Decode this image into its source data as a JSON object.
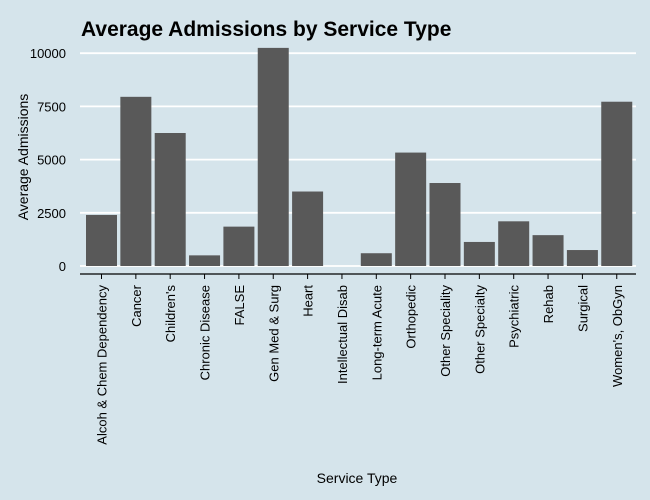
{
  "chart_data": {
    "type": "bar",
    "title": "Average Admissions by Service Type",
    "xlabel": "Service Type",
    "ylabel": "Average Admissions",
    "ylim": [
      0,
      10300
    ],
    "yticks": [
      0,
      2500,
      5000,
      7500,
      10000
    ],
    "ytick_labels": [
      "0",
      "2500",
      "5000",
      "7500",
      "10000"
    ],
    "categories": [
      "Alcoh & Chem Dependency",
      "Cancer",
      "Children's",
      "Chronic Disease",
      "FALSE",
      "Gen Med & Surg",
      "Heart",
      "Intellectual Disab",
      "Long-term Acute",
      "Orthopedic",
      "Other Speciality",
      "Other Specialty",
      "Psychiatric",
      "Rehab",
      "Surgical",
      "Women's, ObGyn"
    ],
    "values": [
      2400,
      7950,
      6250,
      500,
      1850,
      10250,
      3500,
      0,
      600,
      5330,
      3900,
      1130,
      2100,
      1450,
      750,
      7720
    ],
    "bar_color": "#595959",
    "background_color": "#d5e4eb",
    "grid": "horizontal major lines, white",
    "legend": "none"
  }
}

........

Directive
Determine the count of lines in the data above with the string "Service" in them, and give that count alone.

The answer
2